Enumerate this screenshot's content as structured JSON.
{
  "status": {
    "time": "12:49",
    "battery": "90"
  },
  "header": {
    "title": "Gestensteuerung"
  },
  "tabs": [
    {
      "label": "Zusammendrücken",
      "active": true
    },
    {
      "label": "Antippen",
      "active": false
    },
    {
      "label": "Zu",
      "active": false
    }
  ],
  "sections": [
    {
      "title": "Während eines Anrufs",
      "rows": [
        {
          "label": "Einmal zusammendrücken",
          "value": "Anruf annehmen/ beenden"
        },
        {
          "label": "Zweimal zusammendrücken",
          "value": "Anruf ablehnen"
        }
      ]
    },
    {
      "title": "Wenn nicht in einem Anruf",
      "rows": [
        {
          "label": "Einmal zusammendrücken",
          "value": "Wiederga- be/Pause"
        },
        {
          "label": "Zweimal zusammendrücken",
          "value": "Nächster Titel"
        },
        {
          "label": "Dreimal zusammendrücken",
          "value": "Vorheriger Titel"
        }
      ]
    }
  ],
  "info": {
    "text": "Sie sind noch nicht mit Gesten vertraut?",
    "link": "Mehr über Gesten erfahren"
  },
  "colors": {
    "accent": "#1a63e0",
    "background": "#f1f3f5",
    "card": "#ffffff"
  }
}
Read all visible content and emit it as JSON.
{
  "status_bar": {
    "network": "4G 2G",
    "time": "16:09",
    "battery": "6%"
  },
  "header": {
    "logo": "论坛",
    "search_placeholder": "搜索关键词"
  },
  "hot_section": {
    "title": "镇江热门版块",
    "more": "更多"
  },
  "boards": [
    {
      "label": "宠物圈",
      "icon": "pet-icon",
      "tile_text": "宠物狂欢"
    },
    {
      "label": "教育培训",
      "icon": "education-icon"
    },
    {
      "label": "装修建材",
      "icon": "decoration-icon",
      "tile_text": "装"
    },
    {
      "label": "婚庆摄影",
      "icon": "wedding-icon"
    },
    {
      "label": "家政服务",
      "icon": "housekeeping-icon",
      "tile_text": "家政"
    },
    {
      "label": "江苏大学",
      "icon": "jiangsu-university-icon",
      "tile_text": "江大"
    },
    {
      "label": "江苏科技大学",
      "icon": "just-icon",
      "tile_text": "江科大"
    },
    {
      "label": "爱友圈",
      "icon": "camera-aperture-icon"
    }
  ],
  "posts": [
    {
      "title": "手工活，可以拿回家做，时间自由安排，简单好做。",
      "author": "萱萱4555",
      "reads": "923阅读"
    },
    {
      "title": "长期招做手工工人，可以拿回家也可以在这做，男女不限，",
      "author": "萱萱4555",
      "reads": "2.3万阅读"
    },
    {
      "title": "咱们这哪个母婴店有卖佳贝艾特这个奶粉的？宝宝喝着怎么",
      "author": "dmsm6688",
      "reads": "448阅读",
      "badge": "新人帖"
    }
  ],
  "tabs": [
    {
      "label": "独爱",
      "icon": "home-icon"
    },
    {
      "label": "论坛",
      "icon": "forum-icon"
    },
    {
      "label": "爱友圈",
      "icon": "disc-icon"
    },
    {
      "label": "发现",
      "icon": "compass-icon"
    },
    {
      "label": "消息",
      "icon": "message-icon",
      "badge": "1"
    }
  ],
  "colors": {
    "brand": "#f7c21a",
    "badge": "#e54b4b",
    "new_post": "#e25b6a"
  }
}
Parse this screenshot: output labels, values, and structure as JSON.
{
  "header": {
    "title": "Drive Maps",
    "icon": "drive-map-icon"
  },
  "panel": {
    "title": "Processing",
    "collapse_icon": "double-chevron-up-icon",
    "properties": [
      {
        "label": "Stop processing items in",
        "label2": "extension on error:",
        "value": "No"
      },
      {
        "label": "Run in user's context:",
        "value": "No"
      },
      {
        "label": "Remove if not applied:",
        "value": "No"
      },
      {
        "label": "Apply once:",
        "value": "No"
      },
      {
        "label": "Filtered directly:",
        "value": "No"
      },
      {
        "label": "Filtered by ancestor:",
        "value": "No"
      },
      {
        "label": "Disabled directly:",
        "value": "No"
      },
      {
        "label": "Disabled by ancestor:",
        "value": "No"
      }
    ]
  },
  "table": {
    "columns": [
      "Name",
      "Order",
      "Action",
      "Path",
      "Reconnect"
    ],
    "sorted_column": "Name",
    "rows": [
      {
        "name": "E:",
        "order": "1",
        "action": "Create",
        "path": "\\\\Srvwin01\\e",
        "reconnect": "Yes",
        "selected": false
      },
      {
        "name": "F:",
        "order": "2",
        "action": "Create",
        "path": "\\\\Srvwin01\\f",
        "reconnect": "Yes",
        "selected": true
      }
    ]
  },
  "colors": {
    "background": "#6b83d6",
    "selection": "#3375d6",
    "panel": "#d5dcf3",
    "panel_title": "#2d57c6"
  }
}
::::
§ Task description:
Output the full listing without altering anything.

§ Correct output:
Enumerate this screenshot's content as structured JSON.
{
  "status": {
    "time": "12:49",
    "battery": "90"
  },
  "header": {
    "title": "Gestensteuerung"
  },
  "tabs": [
    {
      "label": "Zusammendrücken",
      "active": true
    },
    {
      "label": "Antippen",
      "active": false
    },
    {
      "label": "Zu",
      "active": false
    }
  ],
  "sections": [
    {
      "title": "Während eines Anrufs",
      "rows": [
        {
          "label": "Einmal zusammendrücken",
          "value": "Anruf annehmen/ beenden"
        },
        {
          "label": "Zweimal zusammendrücken",
          "value": "Anruf ablehnen"
        }
      ]
    },
    {
      "title": "Wenn nicht in einem Anruf",
      "rows": [
        {
          "label": "Einmal zusammendrücken",
          "value": "Wiederga- be/Pause"
        },
        {
          "label": "Zweimal zusammendrücken",
          "value": "Nächster Titel"
        },
        {
          "label": "Dreimal zusammendrücken",
          "value": "Vorheriger Titel"
        }
      ]
    }
  ],
  "info": {
    "text": "Sie sind noch nicht mit Gesten vertraut?",
    "link": "Mehr über Gesten erfahren"
  },
  "colors": {
    "accent": "#1a63e0",
    "background": "#f1f3f5",
    "card": "#ffffff"
  }
}
Read all visible content and emit it as JSON.
{
  "status_bar": {
    "network": "4G 2G",
    "time": "16:09",
    "battery": "6%"
  },
  "header": {
    "logo": "论坛",
    "search_placeholder": "搜索关键词"
  },
  "hot_section": {
    "title": "镇江热门版块",
    "more": "更多"
  },
  "boards": [
    {
      "label": "宠物圈",
      "icon": "pet-icon",
      "tile_text": "宠物狂欢"
    },
    {
      "label": "教育培训",
      "icon": "education-icon"
    },
    {
      "label": "装修建材",
      "icon": "decoration-icon",
      "tile_text": "装"
    },
    {
      "label": "婚庆摄影",
      "icon": "wedding-icon"
    },
    {
      "label": "家政服务",
      "icon": "housekeeping-icon",
      "tile_text": "家政"
    },
    {
      "label": "江苏大学",
      "icon": "jiangsu-university-icon",
      "tile_text": "江大"
    },
    {
      "label": "江苏科技大学",
      "icon": "just-icon",
      "tile_text": "江科大"
    },
    {
      "label": "爱友圈",
      "icon": "camera-aperture-icon"
    }
  ],
  "posts": [
    {
      "title": "手工活，可以拿回家做，时间自由安排，简单好做。",
      "author": "萱萱4555",
      "reads": "923阅读"
    },
    {
      "title": "长期招做手工工人，可以拿回家也可以在这做，男女不限，",
      "author": "萱萱4555",
      "reads": "2.3万阅读"
    },
    {
      "title": "咱们这哪个母婴店有卖佳贝艾特这个奶粉的？宝宝喝着怎么",
      "author": "dmsm6688",
      "reads": "448阅读",
      "badge": "新人帖"
    }
  ],
  "tabs": [
    {
      "label": "独爱",
      "icon": "home-icon"
    },
    {
      "label": "论坛",
      "icon": "forum-icon"
    },
    {
      "label": "爱友圈",
      "icon": "disc-icon"
    },
    {
      "label": "发现",
      "icon": "compass-icon"
    },
    {
      "label": "消息",
      "icon": "message-icon",
      "badge": "1"
    }
  ],
  "colors": {
    "brand": "#f7c21a",
    "badge": "#e54b4b",
    "new_post": "#e25b6a"
  }
}
Parse this screenshot: output labels, values, and structure as JSON.
{
  "header": {
    "title": "Drive Maps",
    "icon": "drive-map-icon"
  },
  "panel": {
    "title": "Processing",
    "collapse_icon": "double-chevron-up-icon",
    "properties": [
      {
        "label": "Stop processing items in",
        "label2": "extension on error:",
        "value": "No"
      },
      {
        "label": "Run in user's context:",
        "value": "No"
      },
      {
        "label": "Remove if not applied:",
        "value": "No"
      },
      {
        "label": "Apply once:",
        "value": "No"
      },
      {
        "label": "Filtered directly:",
        "value": "No"
      },
      {
        "label": "Filtered by ancestor:",
        "value": "No"
      },
      {
        "label": "Disabled directly:",
        "value": "No"
      },
      {
        "label": "Disabled by ancestor:",
        "value": "No"
      }
    ]
  },
  "table": {
    "columns": [
      "Name",
      "Order",
      "Action",
      "Path",
      "Reconnect"
    ],
    "sorted_column": "Name",
    "rows": [
      {
        "name": "E:",
        "order": "1",
        "action": "Create",
        "path": "\\\\Srvwin01\\e",
        "reconnect": "Yes",
        "selected": false
      },
      {
        "name": "F:",
        "order": "2",
        "action": "Create",
        "path": "\\\\Srvwin01\\f",
        "reconnect": "Yes",
        "selected": true
      }
    ]
  },
  "colors": {
    "background": "#6b83d6",
    "selection": "#3375d6",
    "panel": "#d5dcf3",
    "panel_title": "#2d57c6"
  }
}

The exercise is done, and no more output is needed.